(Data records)

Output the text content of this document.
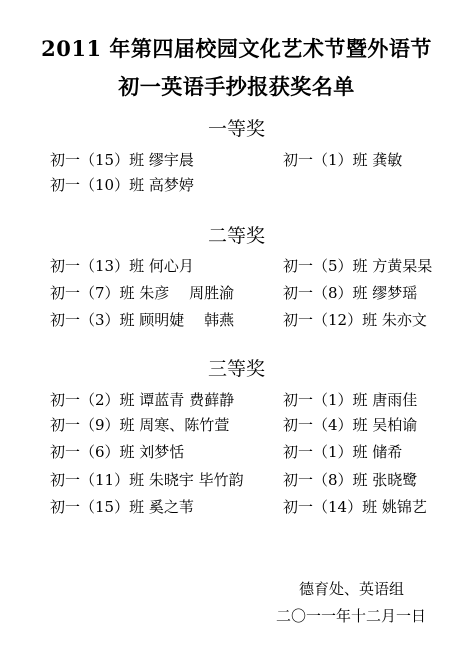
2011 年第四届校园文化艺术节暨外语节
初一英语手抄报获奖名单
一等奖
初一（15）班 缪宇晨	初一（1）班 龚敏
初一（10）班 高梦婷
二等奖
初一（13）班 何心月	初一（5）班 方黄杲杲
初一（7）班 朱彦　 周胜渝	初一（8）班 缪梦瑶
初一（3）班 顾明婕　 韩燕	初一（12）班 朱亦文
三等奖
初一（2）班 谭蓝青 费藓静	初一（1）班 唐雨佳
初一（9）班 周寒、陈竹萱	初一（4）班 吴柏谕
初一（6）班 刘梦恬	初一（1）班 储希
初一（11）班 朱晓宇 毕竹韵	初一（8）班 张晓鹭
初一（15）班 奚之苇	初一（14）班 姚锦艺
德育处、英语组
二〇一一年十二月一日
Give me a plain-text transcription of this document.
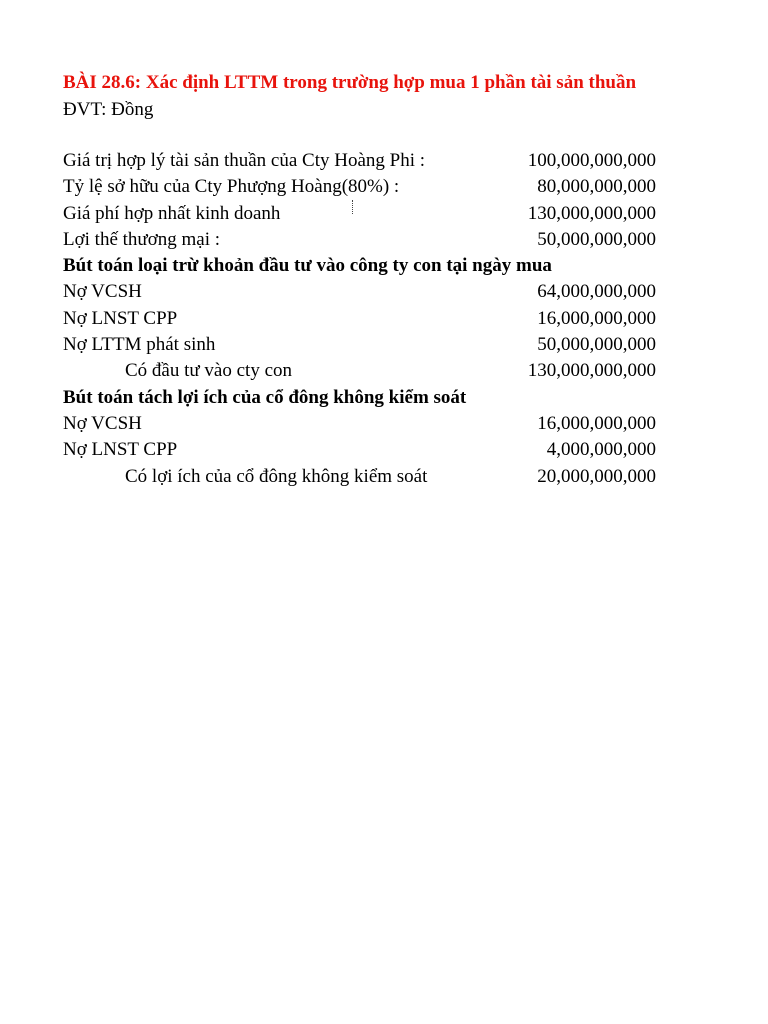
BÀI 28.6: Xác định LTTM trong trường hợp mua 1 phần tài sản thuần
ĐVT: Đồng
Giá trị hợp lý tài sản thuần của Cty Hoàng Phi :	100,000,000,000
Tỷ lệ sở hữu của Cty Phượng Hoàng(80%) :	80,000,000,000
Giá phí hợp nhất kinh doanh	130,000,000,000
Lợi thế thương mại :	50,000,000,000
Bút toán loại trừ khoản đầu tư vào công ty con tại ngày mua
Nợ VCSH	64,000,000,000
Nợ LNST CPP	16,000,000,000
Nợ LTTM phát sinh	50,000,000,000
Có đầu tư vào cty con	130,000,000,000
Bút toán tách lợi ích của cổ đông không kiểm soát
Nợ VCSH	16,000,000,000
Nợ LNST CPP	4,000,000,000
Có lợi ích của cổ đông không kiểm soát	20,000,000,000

...

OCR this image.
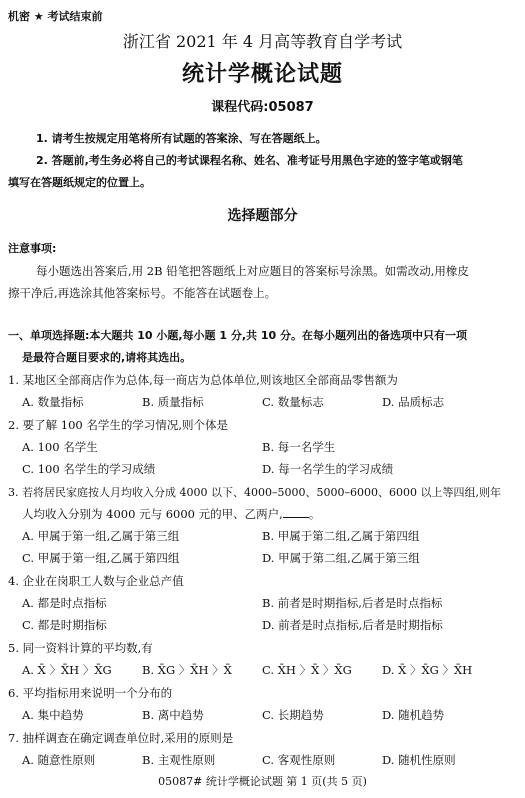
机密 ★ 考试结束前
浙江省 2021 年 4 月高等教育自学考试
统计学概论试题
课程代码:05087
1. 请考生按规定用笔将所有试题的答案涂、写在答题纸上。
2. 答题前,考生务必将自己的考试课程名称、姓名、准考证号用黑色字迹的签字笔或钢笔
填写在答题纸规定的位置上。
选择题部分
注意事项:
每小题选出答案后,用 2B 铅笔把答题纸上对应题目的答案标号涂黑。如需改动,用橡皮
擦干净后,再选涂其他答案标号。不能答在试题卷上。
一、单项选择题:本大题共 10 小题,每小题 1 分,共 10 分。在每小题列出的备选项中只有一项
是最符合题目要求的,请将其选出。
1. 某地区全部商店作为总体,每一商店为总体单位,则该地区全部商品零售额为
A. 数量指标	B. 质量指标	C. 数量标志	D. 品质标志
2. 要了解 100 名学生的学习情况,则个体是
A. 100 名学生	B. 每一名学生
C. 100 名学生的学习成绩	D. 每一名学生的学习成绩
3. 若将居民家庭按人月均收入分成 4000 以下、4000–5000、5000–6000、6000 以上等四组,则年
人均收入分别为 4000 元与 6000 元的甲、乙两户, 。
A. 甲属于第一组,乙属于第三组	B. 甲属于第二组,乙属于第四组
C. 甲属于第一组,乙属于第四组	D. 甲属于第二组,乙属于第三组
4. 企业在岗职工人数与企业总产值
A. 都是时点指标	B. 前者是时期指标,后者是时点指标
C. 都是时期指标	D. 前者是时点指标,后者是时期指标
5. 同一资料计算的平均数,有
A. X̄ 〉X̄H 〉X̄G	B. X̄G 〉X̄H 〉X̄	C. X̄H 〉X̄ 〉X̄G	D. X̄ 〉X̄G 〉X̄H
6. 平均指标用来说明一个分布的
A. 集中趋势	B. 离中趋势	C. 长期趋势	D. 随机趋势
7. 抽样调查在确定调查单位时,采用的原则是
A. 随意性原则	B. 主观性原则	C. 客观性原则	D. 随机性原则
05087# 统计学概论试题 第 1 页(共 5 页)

[Task brief] Copy out all lines where the word "thuần" appears.

[Answer for this exercise]
BÀI 28.6: Xác định LTTM trong trường hợp mua 1 phần tài sản thuần
Giá trị hợp lý tài sản thuần của Cty Hoàng Phi :	100,000,000,000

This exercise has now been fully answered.